### Your goal:
Where a line contains the string "name", copy that line.

#### Material for the task

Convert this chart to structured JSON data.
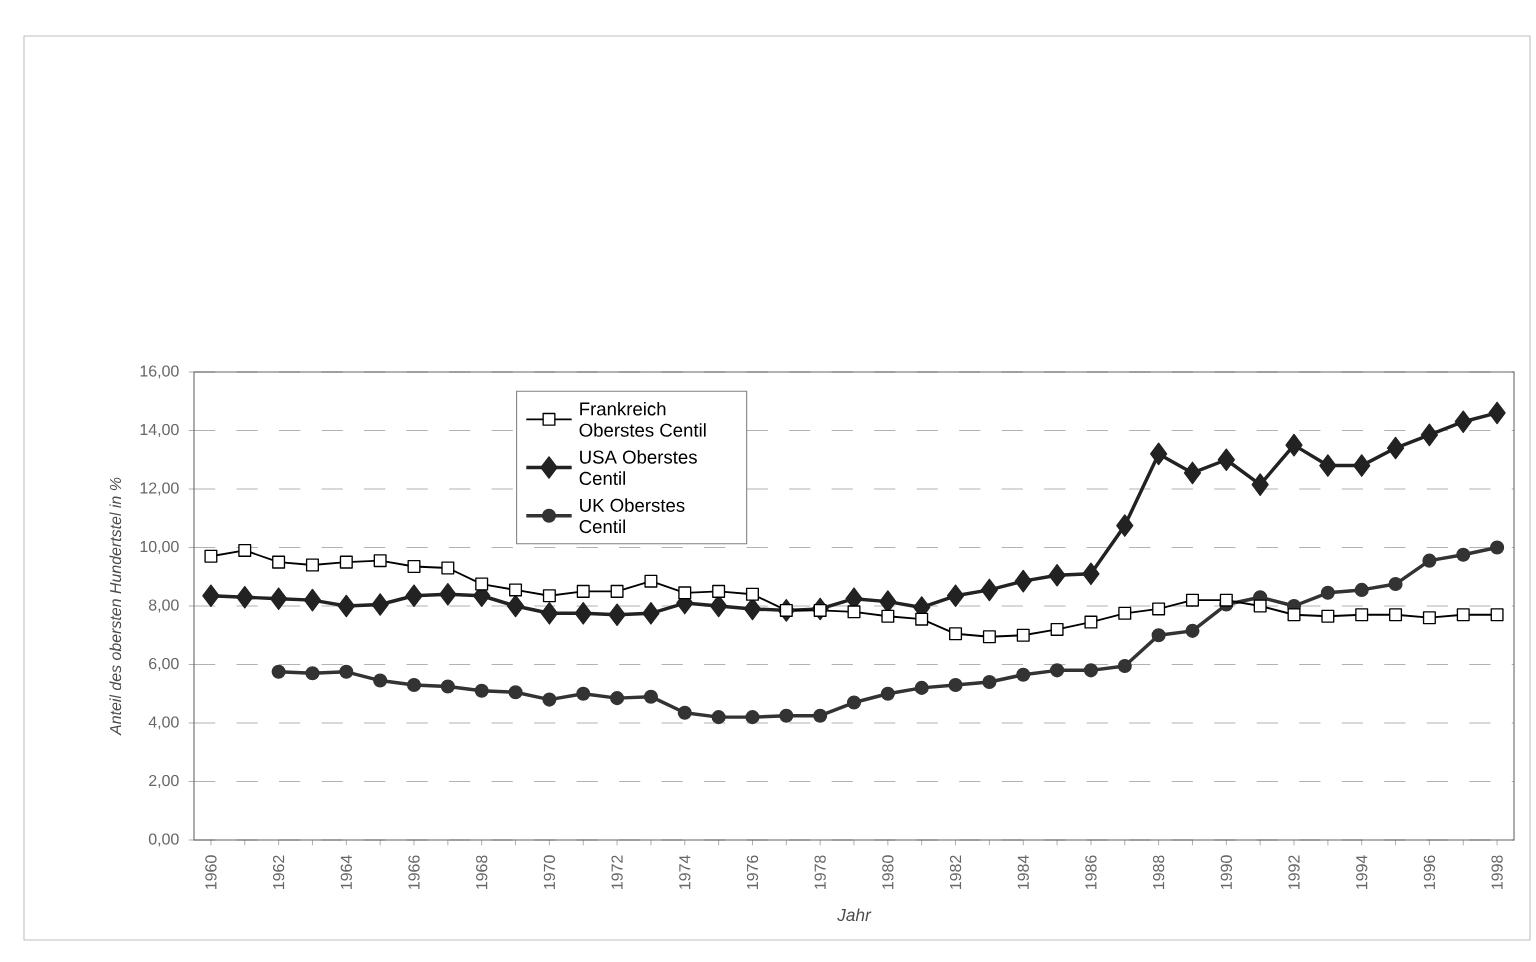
{
  "chart_data": {
    "type": "line",
    "xlabel": "Jahr",
    "ylabel": "Anteil des obersten Hundertstel in %",
    "x": [
      1960,
      1961,
      1962,
      1963,
      1964,
      1965,
      1966,
      1967,
      1968,
      1969,
      1970,
      1971,
      1972,
      1973,
      1974,
      1975,
      1976,
      1977,
      1978,
      1979,
      1980,
      1981,
      1982,
      1983,
      1984,
      1985,
      1986,
      1987,
      1988,
      1989,
      1990,
      1991,
      1992,
      1993,
      1994,
      1995,
      1996,
      1997,
      1998
    ],
    "series": [
      {
        "name": "Frankreich Oberstes Centil",
        "color": "#000000",
        "marker": "square",
        "values": [
          9.7,
          9.9,
          9.5,
          9.4,
          9.5,
          9.55,
          9.35,
          9.3,
          8.75,
          8.55,
          8.35,
          8.5,
          8.5,
          8.85,
          8.45,
          8.5,
          8.4,
          7.85,
          7.85,
          7.8,
          7.65,
          7.55,
          7.05,
          6.95,
          7.0,
          7.2,
          7.45,
          7.75,
          7.9,
          8.2,
          8.2,
          8.0,
          7.7,
          7.65,
          7.7,
          7.7,
          7.6,
          7.7,
          7.7
        ]
      },
      {
        "name": "USA Oberstes Centil",
        "color": "#222222",
        "marker": "diamond",
        "values": [
          8.35,
          8.3,
          8.25,
          8.2,
          8.0,
          8.05,
          8.35,
          8.4,
          8.35,
          8.0,
          7.75,
          7.75,
          7.7,
          7.75,
          8.1,
          8.0,
          7.9,
          7.85,
          7.9,
          8.25,
          8.15,
          7.95,
          8.35,
          8.55,
          8.85,
          9.05,
          9.1,
          10.75,
          13.2,
          12.55,
          13.0,
          12.15,
          13.5,
          12.8,
          12.8,
          13.4,
          13.85,
          14.3,
          14.6
        ]
      },
      {
        "name": "UK Oberstes Centil",
        "color": "#333333",
        "marker": "circle",
        "values": [
          null,
          null,
          5.75,
          5.7,
          5.75,
          5.45,
          5.3,
          5.25,
          5.1,
          5.05,
          4.8,
          5.0,
          4.85,
          4.9,
          4.35,
          4.2,
          4.2,
          4.25,
          4.25,
          4.7,
          5.0,
          5.2,
          5.3,
          5.4,
          5.65,
          5.8,
          5.8,
          5.95,
          7.0,
          7.15,
          8.05,
          8.3,
          8.0,
          8.45,
          8.55,
          8.75,
          9.55,
          9.75,
          10.0
        ]
      }
    ],
    "xlim": [
      1959.5,
      1998.5
    ],
    "xticks": [
      1960,
      {
        "value": 1961,
        "label": null
      },
      1962,
      {
        "value": 1963,
        "label": null
      },
      1964,
      {
        "value": 1965,
        "label": null
      },
      1966,
      {
        "value": 1967,
        "label": null
      },
      1968,
      {
        "value": 1969,
        "label": null
      },
      1970,
      {
        "value": 1971,
        "label": null
      },
      1972,
      {
        "value": 1973,
        "label": null
      },
      1974,
      {
        "value": 1975,
        "label": null
      },
      1976,
      {
        "value": 1977,
        "label": null
      },
      1978,
      {
        "value": 1979,
        "label": null
      },
      1980,
      {
        "value": 1981,
        "label": null
      },
      1982,
      {
        "value": 1983,
        "label": null
      },
      1984,
      {
        "value": 1985,
        "label": null
      },
      1986,
      {
        "value": 1987,
        "label": null
      },
      1988,
      {
        "value": 1989,
        "label": null
      },
      1990,
      {
        "value": 1991,
        "label": null
      },
      1992,
      {
        "value": 1993,
        "label": null
      },
      1994,
      {
        "value": 1995,
        "label": null
      },
      1996,
      {
        "value": 1997,
        "label": null
      },
      1998
    ],
    "ylim": [
      0,
      16
    ],
    "yticks": [
      {
        "value": 0,
        "label": "0,00"
      },
      {
        "value": 2,
        "label": "2,00"
      },
      {
        "value": 4,
        "label": "4,00"
      },
      {
        "value": 6,
        "label": "6,00"
      },
      {
        "value": 8,
        "label": "8,00"
      },
      {
        "value": 10,
        "label": "10,00"
      },
      {
        "value": 12,
        "label": "12,00"
      },
      {
        "value": 14,
        "label": "14,00"
      },
      {
        "value": 16,
        "label": "16,00"
      }
    ],
    "grid": "y",
    "legend": "top"
  }
}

########

### The result:
        "name": "Frankreich Oberstes Centil",
        "name": "USA Oberstes Centil",
        "name": "UK Oberstes Centil",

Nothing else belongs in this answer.